INSTRUCTIONS FOR THE TASK:
Review the material and extract every line in which the word "this" occurs.

RECORDS SUPPLIED:
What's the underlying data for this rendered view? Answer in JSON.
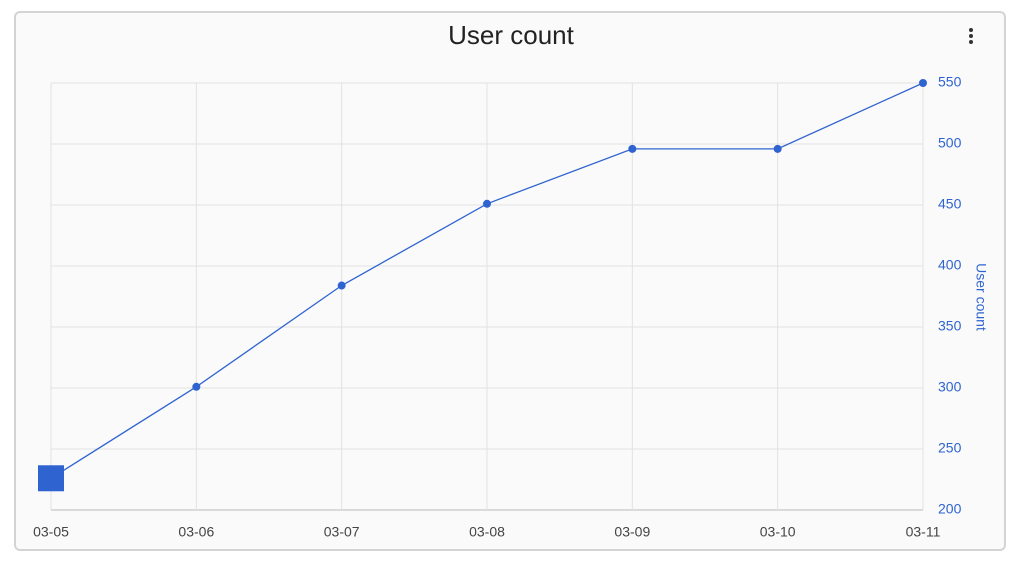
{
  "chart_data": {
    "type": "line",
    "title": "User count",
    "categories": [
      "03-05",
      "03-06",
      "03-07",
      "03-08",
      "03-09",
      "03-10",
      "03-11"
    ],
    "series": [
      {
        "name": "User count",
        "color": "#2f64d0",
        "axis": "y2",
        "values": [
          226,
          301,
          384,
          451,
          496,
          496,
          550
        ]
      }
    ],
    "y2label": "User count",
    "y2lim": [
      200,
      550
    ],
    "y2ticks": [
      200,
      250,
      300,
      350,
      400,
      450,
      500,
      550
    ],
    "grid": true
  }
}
--
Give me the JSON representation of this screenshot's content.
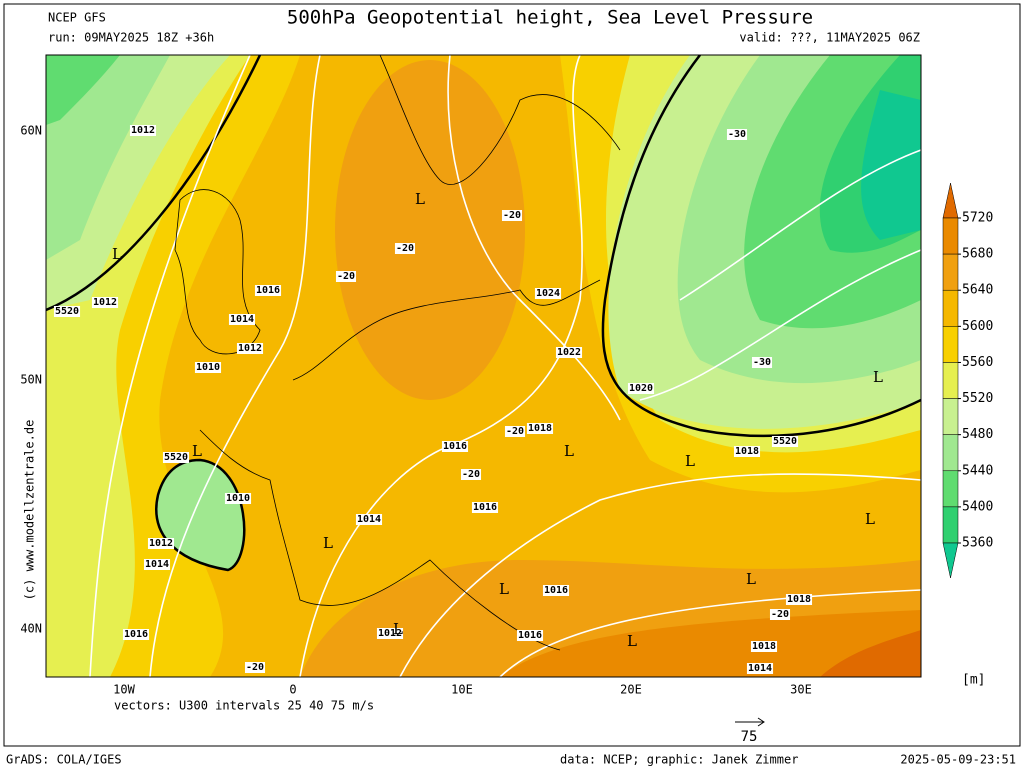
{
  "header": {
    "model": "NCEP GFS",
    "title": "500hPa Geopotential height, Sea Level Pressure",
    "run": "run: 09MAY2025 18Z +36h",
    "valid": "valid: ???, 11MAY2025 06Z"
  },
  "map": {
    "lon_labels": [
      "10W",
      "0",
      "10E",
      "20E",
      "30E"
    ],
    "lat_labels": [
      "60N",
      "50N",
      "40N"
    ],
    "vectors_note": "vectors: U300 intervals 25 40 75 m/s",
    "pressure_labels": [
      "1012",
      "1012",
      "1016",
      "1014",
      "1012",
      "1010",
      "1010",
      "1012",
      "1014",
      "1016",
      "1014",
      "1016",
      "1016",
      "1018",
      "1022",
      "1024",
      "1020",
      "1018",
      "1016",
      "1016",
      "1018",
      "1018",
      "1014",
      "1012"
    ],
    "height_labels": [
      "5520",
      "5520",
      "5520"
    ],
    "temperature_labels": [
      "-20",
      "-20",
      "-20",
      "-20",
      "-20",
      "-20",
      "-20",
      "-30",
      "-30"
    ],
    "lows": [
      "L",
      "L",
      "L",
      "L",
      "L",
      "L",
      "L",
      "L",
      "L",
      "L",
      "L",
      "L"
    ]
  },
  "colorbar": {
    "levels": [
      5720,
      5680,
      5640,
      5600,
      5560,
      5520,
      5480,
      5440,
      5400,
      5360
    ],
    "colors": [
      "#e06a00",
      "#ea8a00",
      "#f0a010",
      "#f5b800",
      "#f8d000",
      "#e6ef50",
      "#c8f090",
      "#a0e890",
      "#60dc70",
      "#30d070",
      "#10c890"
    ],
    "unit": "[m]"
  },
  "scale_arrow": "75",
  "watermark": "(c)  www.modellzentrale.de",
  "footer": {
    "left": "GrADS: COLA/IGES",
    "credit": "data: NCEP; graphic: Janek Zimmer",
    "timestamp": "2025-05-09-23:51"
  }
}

COMPLETE ANSWER:
What's the underlying data for this rendered view? Answer in JSON.
Give me the JSON representation of this screenshot's content.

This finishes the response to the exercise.